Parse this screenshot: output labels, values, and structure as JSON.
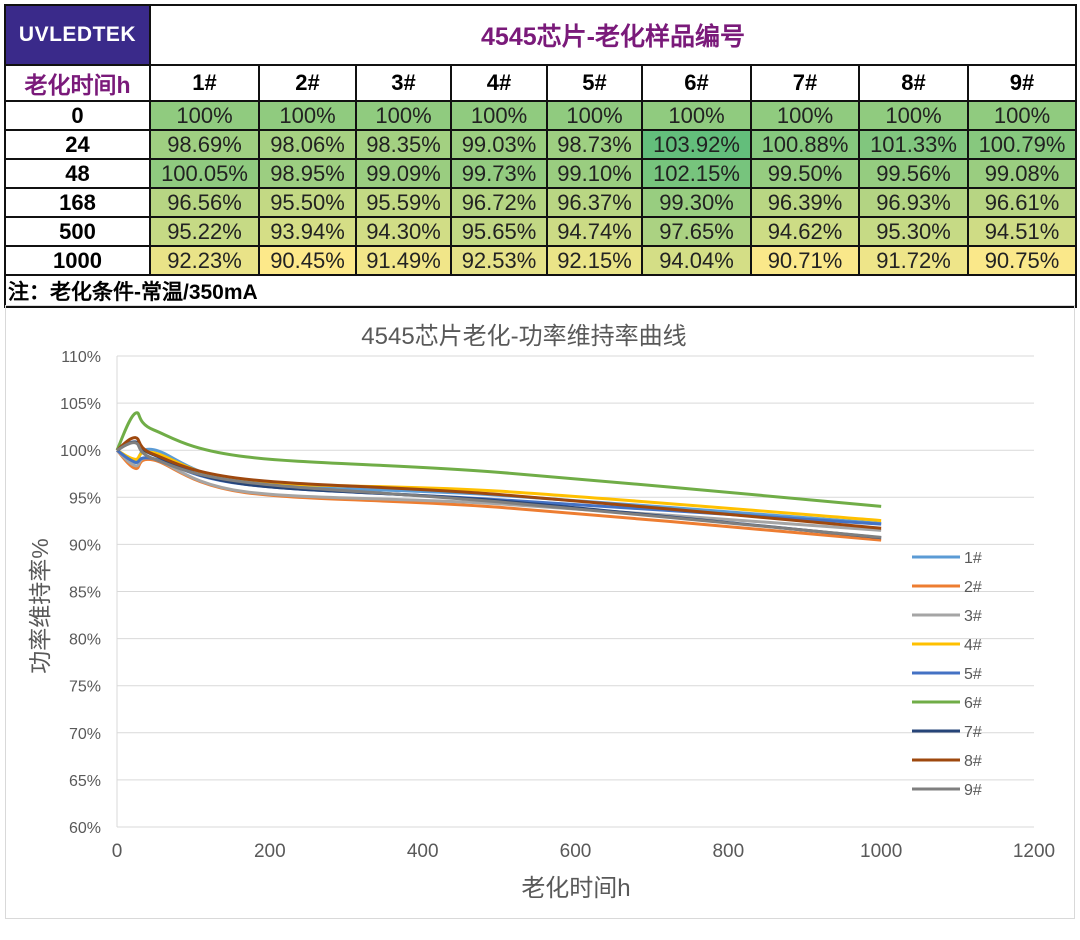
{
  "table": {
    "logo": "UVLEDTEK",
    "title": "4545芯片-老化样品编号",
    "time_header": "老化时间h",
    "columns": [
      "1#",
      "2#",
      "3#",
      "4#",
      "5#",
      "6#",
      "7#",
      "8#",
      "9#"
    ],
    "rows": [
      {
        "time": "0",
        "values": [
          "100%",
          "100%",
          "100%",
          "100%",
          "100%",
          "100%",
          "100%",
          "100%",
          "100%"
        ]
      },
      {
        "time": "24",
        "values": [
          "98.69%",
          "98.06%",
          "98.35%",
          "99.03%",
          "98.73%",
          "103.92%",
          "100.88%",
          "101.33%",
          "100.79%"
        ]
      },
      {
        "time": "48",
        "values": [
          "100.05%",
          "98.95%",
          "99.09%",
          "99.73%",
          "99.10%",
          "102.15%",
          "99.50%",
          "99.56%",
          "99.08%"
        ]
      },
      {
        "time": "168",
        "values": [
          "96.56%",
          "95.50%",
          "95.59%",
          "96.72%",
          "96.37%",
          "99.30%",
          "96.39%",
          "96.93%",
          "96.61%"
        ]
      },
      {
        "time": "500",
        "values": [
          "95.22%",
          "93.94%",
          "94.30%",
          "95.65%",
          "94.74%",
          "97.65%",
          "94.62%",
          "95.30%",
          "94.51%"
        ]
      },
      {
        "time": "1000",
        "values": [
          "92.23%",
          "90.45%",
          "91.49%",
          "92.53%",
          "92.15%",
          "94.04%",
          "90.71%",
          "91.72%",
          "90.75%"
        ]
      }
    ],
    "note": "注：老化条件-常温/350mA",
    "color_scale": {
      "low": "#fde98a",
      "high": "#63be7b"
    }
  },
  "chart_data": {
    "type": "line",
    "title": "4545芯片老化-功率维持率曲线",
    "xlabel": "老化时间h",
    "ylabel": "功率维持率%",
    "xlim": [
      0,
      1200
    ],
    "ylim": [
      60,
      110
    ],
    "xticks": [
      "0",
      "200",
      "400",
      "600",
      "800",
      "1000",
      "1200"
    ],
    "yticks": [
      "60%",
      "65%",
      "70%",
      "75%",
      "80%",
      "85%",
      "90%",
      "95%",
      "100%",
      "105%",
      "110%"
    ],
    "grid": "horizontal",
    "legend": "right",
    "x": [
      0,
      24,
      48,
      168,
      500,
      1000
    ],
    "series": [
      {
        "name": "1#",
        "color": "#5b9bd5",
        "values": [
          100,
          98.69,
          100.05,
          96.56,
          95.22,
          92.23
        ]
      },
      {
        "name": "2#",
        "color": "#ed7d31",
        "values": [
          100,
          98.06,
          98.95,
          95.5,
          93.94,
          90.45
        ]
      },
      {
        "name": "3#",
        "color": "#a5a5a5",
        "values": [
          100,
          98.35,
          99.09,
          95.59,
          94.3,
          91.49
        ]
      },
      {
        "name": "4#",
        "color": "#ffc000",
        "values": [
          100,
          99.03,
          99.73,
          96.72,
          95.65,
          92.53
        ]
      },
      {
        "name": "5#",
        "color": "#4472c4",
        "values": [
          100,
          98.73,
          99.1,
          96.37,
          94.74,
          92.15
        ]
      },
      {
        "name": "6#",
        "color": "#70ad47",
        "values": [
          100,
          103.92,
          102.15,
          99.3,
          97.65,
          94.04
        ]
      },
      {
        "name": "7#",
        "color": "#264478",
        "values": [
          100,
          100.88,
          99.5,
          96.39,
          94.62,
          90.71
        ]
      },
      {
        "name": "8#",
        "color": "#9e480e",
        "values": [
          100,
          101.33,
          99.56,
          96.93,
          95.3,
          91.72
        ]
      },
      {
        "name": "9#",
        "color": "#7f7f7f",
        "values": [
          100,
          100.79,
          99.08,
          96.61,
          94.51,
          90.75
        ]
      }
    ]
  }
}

◇ ◇ ◇ ◇

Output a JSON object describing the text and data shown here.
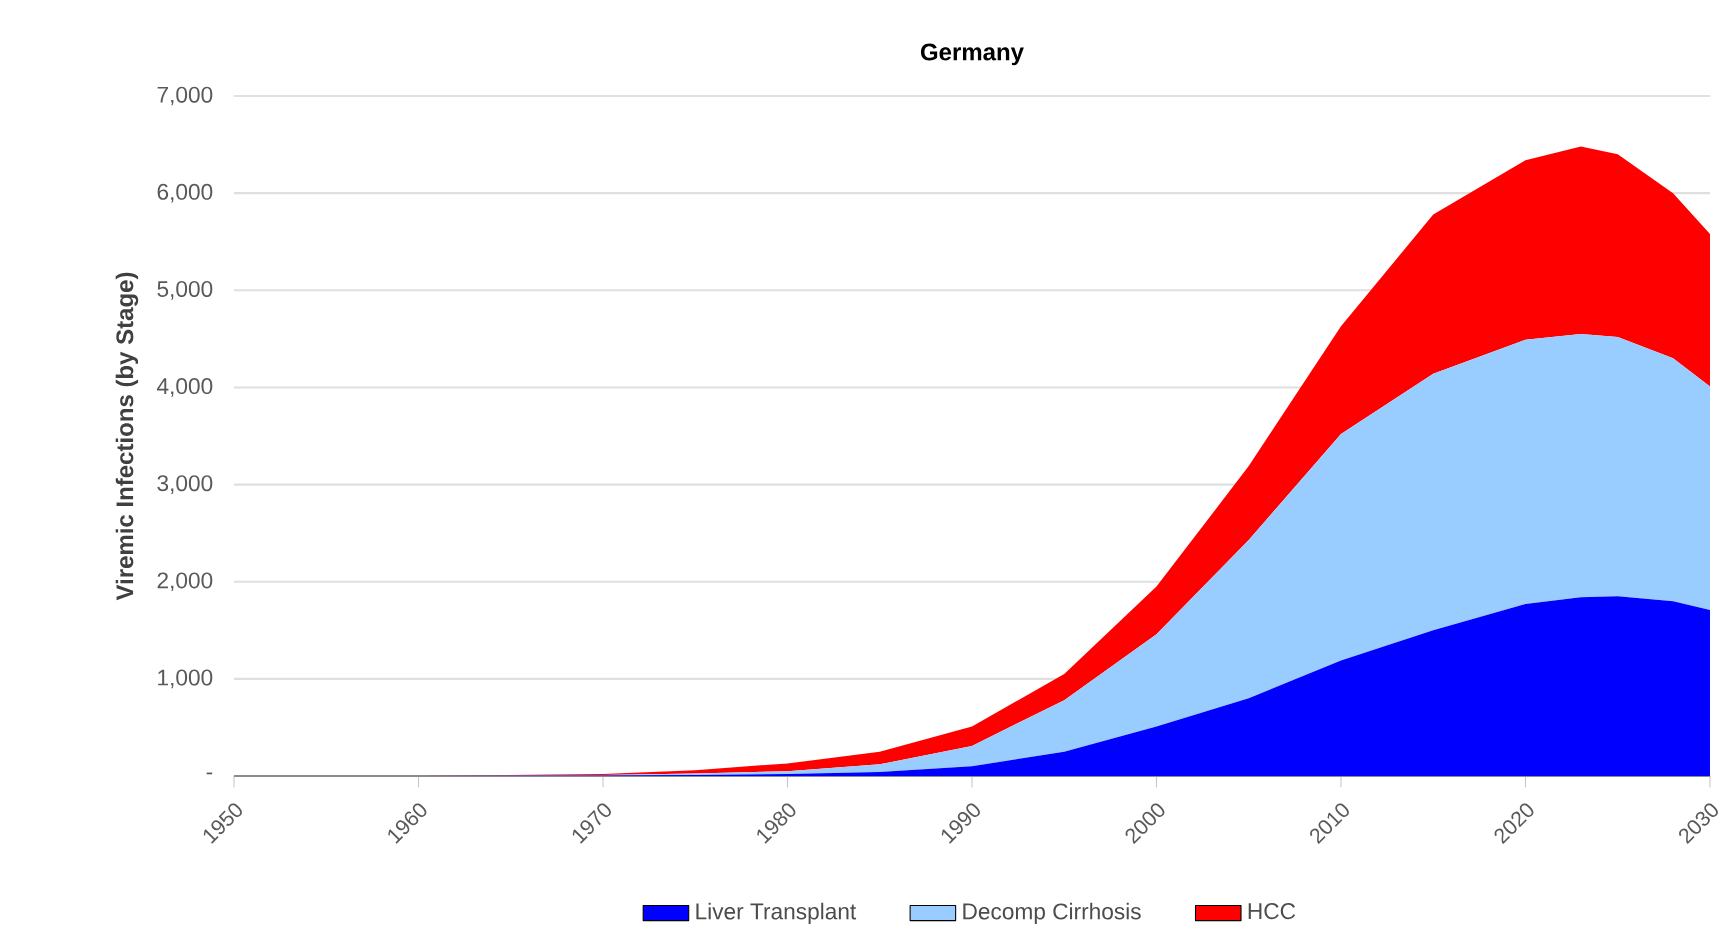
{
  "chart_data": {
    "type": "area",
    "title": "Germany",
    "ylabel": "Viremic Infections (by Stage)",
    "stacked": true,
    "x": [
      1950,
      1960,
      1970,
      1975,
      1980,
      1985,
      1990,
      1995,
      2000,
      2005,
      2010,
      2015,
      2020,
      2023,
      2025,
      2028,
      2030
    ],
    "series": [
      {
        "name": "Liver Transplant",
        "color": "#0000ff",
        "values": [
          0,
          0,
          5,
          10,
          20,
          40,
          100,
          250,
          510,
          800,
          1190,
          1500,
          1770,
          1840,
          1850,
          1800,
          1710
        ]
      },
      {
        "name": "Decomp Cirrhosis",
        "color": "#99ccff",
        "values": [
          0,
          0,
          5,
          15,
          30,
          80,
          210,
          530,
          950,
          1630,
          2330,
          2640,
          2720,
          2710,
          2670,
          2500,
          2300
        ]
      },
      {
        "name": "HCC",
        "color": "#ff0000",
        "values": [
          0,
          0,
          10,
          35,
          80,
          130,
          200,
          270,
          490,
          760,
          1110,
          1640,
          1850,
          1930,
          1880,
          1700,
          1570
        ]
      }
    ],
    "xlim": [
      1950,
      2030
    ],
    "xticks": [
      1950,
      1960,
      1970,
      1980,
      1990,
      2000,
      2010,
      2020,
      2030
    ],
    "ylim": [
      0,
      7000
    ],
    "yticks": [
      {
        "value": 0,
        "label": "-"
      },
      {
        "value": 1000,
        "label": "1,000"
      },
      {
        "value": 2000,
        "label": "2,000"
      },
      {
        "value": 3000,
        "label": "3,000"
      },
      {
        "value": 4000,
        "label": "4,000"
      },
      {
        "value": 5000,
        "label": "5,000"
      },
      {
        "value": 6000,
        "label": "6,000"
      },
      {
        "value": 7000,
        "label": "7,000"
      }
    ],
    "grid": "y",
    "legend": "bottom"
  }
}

◇ ◇ ◇ ◇

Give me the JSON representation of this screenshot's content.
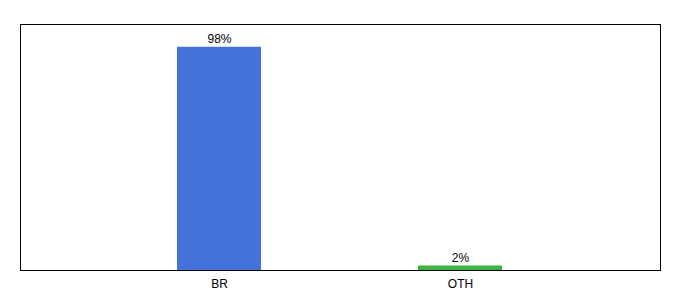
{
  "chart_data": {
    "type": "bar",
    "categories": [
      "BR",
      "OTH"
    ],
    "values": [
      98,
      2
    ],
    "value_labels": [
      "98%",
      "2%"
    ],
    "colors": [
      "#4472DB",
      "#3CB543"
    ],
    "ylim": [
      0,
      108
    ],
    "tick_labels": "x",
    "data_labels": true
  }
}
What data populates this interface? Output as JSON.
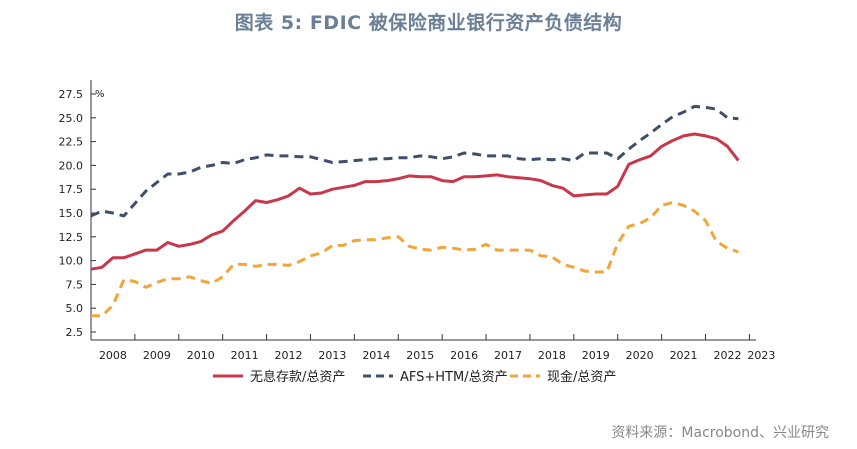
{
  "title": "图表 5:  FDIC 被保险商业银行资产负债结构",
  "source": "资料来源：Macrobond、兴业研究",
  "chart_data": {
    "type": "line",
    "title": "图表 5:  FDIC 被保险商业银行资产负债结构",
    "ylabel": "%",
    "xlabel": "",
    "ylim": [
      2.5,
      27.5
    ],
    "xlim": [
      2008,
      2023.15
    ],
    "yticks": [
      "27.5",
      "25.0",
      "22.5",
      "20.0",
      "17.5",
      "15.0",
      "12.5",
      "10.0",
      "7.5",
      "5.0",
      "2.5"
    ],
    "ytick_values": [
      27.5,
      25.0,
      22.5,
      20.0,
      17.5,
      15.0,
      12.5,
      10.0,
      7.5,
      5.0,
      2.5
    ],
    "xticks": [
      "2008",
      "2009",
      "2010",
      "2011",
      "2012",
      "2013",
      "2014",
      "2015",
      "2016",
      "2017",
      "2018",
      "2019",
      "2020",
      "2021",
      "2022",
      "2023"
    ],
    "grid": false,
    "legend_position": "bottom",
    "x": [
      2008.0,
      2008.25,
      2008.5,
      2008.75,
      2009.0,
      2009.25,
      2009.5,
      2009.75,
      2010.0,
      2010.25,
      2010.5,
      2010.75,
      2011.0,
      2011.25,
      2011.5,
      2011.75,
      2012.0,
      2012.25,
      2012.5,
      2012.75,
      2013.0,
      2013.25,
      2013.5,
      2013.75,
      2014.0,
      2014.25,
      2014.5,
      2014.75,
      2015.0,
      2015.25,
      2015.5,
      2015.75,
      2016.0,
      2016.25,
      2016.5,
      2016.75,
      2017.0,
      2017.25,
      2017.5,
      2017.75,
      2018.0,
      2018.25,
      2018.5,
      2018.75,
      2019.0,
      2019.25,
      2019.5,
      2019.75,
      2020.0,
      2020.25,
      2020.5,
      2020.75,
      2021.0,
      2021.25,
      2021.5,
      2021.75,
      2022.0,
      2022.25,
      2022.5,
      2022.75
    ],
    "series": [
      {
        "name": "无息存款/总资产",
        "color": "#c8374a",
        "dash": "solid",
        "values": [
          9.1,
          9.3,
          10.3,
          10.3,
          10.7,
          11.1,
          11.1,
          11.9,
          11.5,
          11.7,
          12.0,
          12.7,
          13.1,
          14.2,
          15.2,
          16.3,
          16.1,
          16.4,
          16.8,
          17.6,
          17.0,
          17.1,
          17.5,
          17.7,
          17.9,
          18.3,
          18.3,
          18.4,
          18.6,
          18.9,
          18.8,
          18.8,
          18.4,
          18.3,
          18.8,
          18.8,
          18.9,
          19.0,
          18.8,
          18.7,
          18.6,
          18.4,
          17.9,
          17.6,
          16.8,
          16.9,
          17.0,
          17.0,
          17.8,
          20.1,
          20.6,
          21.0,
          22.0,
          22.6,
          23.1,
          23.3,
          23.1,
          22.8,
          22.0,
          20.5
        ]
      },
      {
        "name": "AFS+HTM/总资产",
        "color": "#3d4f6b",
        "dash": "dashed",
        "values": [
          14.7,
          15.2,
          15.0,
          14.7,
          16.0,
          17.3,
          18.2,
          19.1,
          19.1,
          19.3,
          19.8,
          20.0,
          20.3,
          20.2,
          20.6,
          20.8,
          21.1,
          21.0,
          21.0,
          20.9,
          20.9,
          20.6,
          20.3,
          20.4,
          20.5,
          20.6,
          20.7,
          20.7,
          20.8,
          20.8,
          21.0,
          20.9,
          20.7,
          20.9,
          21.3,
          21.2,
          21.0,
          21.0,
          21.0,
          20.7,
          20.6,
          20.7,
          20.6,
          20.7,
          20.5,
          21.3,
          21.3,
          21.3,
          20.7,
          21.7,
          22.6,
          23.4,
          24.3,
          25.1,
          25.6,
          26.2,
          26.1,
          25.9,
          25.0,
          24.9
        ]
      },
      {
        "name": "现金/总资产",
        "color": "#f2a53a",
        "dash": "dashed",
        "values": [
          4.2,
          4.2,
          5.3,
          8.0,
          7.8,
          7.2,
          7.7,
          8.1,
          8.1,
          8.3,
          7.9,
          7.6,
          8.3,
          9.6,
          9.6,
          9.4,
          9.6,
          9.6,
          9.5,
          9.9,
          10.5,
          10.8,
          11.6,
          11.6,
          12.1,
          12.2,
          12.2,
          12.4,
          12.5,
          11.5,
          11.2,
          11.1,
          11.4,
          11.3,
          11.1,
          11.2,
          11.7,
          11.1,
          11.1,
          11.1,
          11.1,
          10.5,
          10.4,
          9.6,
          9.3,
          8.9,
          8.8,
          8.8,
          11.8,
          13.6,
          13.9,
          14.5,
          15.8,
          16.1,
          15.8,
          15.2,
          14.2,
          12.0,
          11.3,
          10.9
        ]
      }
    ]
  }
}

◇ ◇ ◇ ◇

Report how many lines of the listing hold the string "bottom", giving only the number.

EXERCISE RESPONSE:
2